Task inputs:

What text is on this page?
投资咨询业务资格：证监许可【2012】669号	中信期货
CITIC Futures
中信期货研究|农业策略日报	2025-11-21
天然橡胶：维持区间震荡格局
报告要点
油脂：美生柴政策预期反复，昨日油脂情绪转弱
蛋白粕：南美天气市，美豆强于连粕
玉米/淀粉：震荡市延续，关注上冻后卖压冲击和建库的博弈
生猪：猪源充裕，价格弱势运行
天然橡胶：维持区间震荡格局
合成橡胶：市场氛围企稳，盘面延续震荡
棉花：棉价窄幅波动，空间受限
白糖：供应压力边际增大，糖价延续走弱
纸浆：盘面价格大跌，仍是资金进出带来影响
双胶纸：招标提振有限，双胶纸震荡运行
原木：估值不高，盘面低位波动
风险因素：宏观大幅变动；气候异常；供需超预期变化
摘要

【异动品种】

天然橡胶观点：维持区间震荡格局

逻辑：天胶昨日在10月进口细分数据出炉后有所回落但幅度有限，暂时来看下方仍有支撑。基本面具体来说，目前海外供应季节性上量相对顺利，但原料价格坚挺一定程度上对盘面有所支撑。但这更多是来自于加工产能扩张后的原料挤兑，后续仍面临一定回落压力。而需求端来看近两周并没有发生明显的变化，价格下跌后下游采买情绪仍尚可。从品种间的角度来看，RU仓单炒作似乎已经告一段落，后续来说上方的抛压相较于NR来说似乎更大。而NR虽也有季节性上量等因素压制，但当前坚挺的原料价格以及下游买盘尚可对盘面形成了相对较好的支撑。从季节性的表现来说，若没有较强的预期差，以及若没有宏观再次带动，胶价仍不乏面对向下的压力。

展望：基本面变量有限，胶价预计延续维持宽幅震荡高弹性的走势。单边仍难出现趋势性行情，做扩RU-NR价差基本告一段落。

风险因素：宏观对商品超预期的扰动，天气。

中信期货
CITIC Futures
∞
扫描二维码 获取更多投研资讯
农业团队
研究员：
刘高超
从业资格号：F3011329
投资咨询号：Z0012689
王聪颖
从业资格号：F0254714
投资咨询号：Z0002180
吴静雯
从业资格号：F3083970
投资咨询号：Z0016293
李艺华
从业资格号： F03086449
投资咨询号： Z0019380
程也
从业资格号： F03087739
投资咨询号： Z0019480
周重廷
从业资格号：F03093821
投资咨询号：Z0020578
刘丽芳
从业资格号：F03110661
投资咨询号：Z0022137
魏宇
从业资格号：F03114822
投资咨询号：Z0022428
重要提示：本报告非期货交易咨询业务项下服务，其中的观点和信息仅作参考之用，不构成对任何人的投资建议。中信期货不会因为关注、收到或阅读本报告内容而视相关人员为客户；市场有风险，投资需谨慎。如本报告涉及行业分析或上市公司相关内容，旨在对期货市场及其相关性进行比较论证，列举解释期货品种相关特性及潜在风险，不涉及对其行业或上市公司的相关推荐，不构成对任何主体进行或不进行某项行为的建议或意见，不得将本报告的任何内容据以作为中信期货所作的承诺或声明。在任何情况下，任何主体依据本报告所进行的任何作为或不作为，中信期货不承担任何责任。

What is being asked:
Count the lines in the entries above that include the string "从业资格号", then give only that figure.

Result below:
8